• Exercise details: Here are some records; return them all exactly.

◆ ◆ ◆ ◆ ◆ ◆ ◆

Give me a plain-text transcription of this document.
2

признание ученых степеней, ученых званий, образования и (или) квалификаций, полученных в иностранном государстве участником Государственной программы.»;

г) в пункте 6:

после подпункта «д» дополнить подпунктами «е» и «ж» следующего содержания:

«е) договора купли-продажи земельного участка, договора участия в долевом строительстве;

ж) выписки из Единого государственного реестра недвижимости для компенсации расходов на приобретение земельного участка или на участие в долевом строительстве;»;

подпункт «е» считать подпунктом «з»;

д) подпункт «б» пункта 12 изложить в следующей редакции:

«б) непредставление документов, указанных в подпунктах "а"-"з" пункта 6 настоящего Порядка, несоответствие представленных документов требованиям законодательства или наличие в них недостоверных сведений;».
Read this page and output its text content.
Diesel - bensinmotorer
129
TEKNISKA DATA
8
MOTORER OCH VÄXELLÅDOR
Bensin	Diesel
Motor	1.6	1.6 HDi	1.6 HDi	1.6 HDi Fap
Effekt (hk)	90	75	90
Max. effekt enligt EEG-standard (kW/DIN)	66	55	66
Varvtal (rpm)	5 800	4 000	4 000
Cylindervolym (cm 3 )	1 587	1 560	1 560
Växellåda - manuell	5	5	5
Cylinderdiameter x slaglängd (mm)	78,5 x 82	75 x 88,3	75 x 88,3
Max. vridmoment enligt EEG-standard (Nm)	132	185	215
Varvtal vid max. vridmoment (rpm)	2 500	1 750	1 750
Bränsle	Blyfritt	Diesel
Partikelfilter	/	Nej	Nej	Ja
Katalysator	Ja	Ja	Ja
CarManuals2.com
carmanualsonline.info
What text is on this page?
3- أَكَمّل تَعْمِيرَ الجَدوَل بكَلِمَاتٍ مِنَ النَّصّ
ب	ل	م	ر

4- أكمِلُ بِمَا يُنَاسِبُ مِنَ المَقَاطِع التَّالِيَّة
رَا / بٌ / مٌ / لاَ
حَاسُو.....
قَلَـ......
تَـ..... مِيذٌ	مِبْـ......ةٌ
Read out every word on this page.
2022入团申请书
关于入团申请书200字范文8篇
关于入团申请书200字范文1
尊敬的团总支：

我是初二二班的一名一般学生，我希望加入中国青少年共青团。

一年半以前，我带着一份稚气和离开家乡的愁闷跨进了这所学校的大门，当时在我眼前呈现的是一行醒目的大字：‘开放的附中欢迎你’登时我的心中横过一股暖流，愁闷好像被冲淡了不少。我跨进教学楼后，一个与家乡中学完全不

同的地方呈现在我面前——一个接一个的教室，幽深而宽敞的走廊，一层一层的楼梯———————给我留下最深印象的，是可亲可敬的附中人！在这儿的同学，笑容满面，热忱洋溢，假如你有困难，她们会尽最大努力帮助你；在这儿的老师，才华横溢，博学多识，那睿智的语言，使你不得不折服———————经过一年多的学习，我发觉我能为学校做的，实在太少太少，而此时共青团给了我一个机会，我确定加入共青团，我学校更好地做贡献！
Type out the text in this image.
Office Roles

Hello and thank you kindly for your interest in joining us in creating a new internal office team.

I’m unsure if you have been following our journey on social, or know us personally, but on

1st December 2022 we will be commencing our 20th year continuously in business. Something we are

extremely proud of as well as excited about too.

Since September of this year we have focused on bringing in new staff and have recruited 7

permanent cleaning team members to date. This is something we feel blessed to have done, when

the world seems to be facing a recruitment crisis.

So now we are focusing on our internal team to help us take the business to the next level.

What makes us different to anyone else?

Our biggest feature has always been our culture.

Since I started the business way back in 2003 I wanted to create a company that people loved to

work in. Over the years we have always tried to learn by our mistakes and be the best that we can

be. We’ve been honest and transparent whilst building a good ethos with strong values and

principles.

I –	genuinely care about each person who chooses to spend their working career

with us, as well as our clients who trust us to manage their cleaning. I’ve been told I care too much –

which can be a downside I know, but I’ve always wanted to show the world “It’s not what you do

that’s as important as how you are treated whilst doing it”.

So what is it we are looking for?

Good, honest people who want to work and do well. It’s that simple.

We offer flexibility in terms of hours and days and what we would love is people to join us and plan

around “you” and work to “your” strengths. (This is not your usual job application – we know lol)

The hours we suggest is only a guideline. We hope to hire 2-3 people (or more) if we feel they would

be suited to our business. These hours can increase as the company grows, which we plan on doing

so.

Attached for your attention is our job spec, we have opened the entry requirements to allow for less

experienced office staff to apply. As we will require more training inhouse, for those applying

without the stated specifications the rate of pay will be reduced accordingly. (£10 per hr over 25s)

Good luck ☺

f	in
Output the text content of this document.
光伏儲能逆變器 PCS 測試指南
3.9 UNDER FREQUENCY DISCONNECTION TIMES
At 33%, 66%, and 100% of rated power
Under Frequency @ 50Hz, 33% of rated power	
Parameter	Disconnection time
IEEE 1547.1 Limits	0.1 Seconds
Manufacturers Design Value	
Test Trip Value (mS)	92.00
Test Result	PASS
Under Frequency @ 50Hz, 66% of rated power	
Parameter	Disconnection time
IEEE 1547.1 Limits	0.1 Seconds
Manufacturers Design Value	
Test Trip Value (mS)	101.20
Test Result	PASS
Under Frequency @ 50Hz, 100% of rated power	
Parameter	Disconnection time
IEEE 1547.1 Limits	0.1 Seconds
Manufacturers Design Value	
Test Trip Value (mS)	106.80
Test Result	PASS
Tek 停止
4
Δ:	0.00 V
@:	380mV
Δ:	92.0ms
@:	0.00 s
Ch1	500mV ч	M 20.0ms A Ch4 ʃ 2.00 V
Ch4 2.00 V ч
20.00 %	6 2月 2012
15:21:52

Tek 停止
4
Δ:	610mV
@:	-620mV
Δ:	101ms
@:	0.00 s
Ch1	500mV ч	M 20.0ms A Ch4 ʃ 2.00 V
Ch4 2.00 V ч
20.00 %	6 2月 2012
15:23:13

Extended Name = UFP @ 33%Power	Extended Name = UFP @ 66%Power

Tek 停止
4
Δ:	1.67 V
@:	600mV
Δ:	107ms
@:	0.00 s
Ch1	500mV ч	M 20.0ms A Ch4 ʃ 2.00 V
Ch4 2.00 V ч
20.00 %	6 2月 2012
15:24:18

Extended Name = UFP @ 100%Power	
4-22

◆ ◆ ◆ ◆ ◆ ◆ ◆

• Correct answer:
Give me a plain-text transcription of this document.
2

признание ученых степеней, ученых званий, образования и (или) квалификаций, полученных в иностранном государстве участником Государственной программы.»;

г) в пункте 6:

после подпункта «д» дополнить подпунктами «е» и «ж» следующего содержания:

«е) договора купли-продажи земельного участка, договора участия в долевом строительстве;

ж) выписки из Единого государственного реестра недвижимости для компенсации расходов на приобретение земельного участка или на участие в долевом строительстве;»;

подпункт «е» считать подпунктом «з»;

д) подпункт «б» пункта 12 изложить в следующей редакции:

«б) непредставление документов, указанных в подпунктах "а"-"з" пункта 6 настоящего Порядка, несоответствие представленных документов требованиям законодательства или наличие в них недостоверных сведений;».
Read this page and output its text content.
Diesel - bensinmotorer
129
TEKNISKA DATA
8
MOTORER OCH VÄXELLÅDOR
Bensin	Diesel
Motor	1.6	1.6 HDi	1.6 HDi	1.6 HDi Fap
Effekt (hk)	90	75	90
Max. effekt enligt EEG-standard (kW/DIN)	66	55	66
Varvtal (rpm)	5 800	4 000	4 000
Cylindervolym (cm 3 )	1 587	1 560	1 560
Växellåda - manuell	5	5	5
Cylinderdiameter x slaglängd (mm)	78,5 x 82	75 x 88,3	75 x 88,3
Max. vridmoment enligt EEG-standard (Nm)	132	185	215
Varvtal vid max. vridmoment (rpm)	2 500	1 750	1 750
Bränsle	Blyfritt	Diesel
Partikelfilter	/	Nej	Nej	Ja
Katalysator	Ja	Ja	Ja
CarManuals2.com
carmanualsonline.info
What text is on this page?
3- أَكَمّل تَعْمِيرَ الجَدوَل بكَلِمَاتٍ مِنَ النَّصّ
ب	ل	م	ر

4- أكمِلُ بِمَا يُنَاسِبُ مِنَ المَقَاطِع التَّالِيَّة
رَا / بٌ / مٌ / لاَ
حَاسُو.....
قَلَـ......
تَـ..... مِيذٌ	مِبْـ......ةٌ
Read out every word on this page.
2022入团申请书
关于入团申请书200字范文8篇
关于入团申请书200字范文1
尊敬的团总支：

我是初二二班的一名一般学生，我希望加入中国青少年共青团。

一年半以前，我带着一份稚气和离开家乡的愁闷跨进了这所学校的大门，当时在我眼前呈现的是一行醒目的大字：‘开放的附中欢迎你’登时我的心中横过一股暖流，愁闷好像被冲淡了不少。我跨进教学楼后，一个与家乡中学完全不

同的地方呈现在我面前——一个接一个的教室，幽深而宽敞的走廊，一层一层的楼梯———————给我留下最深印象的，是可亲可敬的附中人！在这儿的同学，笑容满面，热忱洋溢，假如你有困难，她们会尽最大努力帮助你；在这儿的老师，才华横溢，博学多识，那睿智的语言，使你不得不折服———————经过一年多的学习，我发觉我能为学校做的，实在太少太少，而此时共青团给了我一个机会，我确定加入共青团，我学校更好地做贡献！
Type out the text in this image.
Office Roles

Hello and thank you kindly for your interest in joining us in creating a new internal office team.

I’m unsure if you have been following our journey on social, or know us personally, but on

1st December 2022 we will be commencing our 20th year continuously in business. Something we are

extremely proud of as well as excited about too.

Since September of this year we have focused on bringing in new staff and have recruited 7

permanent cleaning team members to date. This is something we feel blessed to have done, when

the world seems to be facing a recruitment crisis.

So now we are focusing on our internal team to help us take the business to the next level.

What makes us different to anyone else?

Our biggest feature has always been our culture.

Since I started the business way back in 2003 I wanted to create a company that people loved to

work in. Over the years we have always tried to learn by our mistakes and be the best that we can

be. We’ve been honest and transparent whilst building a good ethos with strong values and

principles.

I –	genuinely care about each person who chooses to spend their working career

with us, as well as our clients who trust us to manage their cleaning. I’ve been told I care too much –

which can be a downside I know, but I’ve always wanted to show the world “It’s not what you do

that’s as important as how you are treated whilst doing it”.

So what is it we are looking for?

Good, honest people who want to work and do well. It’s that simple.

We offer flexibility in terms of hours and days and what we would love is people to join us and plan

around “you” and work to “your” strengths. (This is not your usual job application – we know lol)

The hours we suggest is only a guideline. We hope to hire 2-3 people (or more) if we feel they would

be suited to our business. These hours can increase as the company grows, which we plan on doing

so.

Attached for your attention is our job spec, we have opened the entry requirements to allow for less

experienced office staff to apply. As we will require more training inhouse, for those applying

without the stated specifications the rate of pay will be reduced accordingly. (£10 per hr over 25s)

Good luck ☺

f	in
Output the text content of this document.
光伏儲能逆變器 PCS 測試指南
3.9 UNDER FREQUENCY DISCONNECTION TIMES
At 33%, 66%, and 100% of rated power
Under Frequency @ 50Hz, 33% of rated power	
Parameter	Disconnection time
IEEE 1547.1 Limits	0.1 Seconds
Manufacturers Design Value	
Test Trip Value (mS)	92.00
Test Result	PASS
Under Frequency @ 50Hz, 66% of rated power	
Parameter	Disconnection time
IEEE 1547.1 Limits	0.1 Seconds
Manufacturers Design Value	
Test Trip Value (mS)	101.20
Test Result	PASS
Under Frequency @ 50Hz, 100% of rated power	
Parameter	Disconnection time
IEEE 1547.1 Limits	0.1 Seconds
Manufacturers Design Value	
Test Trip Value (mS)	106.80
Test Result	PASS
Tek 停止
4
Δ:	0.00 V
@:	380mV
Δ:	92.0ms
@:	0.00 s
Ch1	500mV ч	M 20.0ms A Ch4 ʃ 2.00 V
Ch4 2.00 V ч
20.00 %	6 2月 2012
15:21:52

Tek 停止
4
Δ:	610mV
@:	-620mV
Δ:	101ms
@:	0.00 s
Ch1	500mV ч	M 20.0ms A Ch4 ʃ 2.00 V
Ch4 2.00 V ч
20.00 %	6 2月 2012
15:23:13

Extended Name = UFP @ 33%Power	Extended Name = UFP @ 66%Power

Tek 停止
4
Δ:	1.67 V
@:	600mV
Δ:	107ms
@:	0.00 s
Ch1	500mV ч	M 20.0ms A Ch4 ʃ 2.00 V
Ch4 2.00 V ч
20.00 %	6 2月 2012
15:24:18

Extended Name = UFP @ 100%Power	
4-22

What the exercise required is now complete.